WHAT TO PRODUCE: Look through the listing below and give the number of lines that hold "صيني". Say nothing more.

start DATASET ROWS

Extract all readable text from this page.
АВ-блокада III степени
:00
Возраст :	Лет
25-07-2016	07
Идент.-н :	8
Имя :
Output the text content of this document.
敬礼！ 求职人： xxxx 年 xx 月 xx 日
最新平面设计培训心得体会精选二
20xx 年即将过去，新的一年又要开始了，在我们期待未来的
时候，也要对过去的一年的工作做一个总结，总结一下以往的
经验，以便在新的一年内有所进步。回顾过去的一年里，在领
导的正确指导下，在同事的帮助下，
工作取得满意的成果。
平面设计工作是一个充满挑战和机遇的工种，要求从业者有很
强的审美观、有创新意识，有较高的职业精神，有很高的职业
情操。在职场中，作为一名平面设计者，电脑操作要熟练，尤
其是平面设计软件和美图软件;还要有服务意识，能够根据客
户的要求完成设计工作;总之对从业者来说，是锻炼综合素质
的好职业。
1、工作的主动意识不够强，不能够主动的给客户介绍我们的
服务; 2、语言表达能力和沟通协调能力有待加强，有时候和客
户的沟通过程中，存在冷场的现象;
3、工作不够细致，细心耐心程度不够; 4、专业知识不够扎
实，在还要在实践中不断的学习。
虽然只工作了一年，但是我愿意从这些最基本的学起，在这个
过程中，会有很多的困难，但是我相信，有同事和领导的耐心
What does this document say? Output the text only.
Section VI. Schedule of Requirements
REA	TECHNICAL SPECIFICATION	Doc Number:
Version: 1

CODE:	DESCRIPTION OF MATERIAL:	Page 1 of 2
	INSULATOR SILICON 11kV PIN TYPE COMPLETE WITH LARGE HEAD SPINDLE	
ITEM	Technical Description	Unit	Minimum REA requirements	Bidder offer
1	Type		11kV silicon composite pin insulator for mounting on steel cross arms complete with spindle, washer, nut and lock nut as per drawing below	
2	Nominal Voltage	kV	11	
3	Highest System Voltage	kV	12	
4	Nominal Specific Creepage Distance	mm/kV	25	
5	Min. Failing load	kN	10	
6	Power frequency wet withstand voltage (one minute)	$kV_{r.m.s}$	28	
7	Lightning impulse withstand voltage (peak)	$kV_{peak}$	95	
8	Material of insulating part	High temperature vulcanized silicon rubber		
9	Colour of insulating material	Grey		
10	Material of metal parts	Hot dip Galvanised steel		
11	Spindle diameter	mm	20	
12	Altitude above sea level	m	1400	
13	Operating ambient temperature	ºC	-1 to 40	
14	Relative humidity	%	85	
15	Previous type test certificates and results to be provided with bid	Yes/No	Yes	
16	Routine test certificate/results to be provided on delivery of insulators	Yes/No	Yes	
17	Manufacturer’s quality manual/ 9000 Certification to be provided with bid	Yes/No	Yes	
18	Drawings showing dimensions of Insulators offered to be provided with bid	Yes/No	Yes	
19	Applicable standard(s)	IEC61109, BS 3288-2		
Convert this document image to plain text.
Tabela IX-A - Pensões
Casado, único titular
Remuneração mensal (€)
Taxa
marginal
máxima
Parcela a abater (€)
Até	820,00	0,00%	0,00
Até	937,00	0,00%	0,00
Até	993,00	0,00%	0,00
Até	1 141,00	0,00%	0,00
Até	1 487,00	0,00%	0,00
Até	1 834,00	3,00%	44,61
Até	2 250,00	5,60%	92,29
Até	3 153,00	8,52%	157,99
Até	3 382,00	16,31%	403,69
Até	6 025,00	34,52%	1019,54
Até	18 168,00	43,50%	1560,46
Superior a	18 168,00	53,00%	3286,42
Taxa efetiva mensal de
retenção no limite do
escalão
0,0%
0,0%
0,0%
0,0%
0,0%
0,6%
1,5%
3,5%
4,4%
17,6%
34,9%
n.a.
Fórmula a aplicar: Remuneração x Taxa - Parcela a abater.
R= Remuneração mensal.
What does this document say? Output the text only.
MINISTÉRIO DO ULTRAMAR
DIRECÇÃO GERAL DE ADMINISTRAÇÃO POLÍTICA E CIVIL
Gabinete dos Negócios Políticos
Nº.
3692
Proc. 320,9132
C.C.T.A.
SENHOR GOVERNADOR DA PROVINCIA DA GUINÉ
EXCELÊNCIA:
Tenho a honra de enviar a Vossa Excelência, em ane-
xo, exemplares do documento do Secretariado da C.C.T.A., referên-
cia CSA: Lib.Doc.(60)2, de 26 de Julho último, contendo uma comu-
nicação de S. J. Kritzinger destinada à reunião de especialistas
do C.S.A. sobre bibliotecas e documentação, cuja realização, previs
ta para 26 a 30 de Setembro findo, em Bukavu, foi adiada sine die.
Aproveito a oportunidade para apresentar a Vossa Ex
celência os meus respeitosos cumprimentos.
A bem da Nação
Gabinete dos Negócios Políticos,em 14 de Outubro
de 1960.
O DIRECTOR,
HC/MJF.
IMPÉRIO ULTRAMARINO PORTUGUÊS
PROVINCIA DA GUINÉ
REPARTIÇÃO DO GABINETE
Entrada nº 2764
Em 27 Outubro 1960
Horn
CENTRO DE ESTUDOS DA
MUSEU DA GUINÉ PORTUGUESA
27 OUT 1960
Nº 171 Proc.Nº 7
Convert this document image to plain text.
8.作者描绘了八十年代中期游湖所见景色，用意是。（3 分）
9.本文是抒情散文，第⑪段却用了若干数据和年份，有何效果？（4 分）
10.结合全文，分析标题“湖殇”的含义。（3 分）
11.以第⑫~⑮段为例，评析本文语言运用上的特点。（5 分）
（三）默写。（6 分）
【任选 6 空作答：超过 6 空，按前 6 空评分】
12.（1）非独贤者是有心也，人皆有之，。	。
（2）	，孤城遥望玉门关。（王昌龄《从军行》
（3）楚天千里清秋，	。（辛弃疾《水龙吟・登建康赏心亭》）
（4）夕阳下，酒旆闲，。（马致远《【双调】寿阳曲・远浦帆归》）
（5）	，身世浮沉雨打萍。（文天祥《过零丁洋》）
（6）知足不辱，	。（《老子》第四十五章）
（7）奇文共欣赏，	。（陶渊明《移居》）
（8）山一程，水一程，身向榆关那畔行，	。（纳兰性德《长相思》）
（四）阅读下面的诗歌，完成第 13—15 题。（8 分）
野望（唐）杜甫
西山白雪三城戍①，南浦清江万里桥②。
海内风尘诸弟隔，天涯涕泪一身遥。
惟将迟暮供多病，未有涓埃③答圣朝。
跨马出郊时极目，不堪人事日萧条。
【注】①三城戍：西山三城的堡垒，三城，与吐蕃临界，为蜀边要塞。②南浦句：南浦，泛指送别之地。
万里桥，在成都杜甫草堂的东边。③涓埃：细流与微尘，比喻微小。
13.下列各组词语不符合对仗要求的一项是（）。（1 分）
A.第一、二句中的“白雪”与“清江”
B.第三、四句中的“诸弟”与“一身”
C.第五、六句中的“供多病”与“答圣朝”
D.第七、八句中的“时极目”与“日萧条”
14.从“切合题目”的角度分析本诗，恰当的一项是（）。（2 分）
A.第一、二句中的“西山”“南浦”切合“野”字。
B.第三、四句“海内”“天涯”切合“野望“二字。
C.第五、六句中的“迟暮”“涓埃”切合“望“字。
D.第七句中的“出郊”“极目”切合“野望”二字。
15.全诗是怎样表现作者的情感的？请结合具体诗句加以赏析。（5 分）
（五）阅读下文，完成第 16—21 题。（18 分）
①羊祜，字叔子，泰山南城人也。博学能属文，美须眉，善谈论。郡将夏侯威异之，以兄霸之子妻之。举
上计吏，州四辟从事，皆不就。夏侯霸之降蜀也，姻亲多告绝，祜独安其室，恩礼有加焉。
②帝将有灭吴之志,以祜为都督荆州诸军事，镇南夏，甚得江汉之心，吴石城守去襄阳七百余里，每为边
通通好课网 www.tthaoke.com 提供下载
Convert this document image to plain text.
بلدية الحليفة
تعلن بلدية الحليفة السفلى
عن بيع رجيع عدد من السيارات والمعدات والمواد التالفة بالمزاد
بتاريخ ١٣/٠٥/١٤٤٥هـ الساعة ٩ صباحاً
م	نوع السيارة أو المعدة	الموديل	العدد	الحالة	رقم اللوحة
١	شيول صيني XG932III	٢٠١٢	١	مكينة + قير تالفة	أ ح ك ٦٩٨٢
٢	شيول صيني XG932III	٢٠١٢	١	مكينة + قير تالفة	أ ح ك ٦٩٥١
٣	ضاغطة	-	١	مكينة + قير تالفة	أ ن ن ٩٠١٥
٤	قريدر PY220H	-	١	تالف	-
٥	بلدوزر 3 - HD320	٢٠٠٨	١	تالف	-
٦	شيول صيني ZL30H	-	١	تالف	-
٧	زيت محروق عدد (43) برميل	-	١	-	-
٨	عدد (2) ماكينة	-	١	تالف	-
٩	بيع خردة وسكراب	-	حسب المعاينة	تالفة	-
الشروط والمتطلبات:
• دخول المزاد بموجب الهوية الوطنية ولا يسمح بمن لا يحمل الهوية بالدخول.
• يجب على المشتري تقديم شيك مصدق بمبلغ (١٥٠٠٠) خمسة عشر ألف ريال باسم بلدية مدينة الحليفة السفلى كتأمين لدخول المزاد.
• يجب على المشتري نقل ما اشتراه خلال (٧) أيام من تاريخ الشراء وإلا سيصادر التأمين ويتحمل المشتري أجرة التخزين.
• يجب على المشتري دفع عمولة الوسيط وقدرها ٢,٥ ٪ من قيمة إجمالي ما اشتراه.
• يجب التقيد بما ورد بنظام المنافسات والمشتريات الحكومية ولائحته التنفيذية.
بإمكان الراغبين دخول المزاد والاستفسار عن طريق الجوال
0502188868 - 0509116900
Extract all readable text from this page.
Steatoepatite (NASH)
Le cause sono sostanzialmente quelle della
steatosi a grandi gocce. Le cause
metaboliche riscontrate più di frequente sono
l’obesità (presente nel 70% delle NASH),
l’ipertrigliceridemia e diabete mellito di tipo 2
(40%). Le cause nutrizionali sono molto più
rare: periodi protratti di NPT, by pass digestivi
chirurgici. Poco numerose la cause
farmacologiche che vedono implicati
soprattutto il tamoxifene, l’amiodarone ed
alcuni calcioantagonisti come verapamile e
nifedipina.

end DATASET ROWS

SOLUTION FOR THIS PROBLEM: 3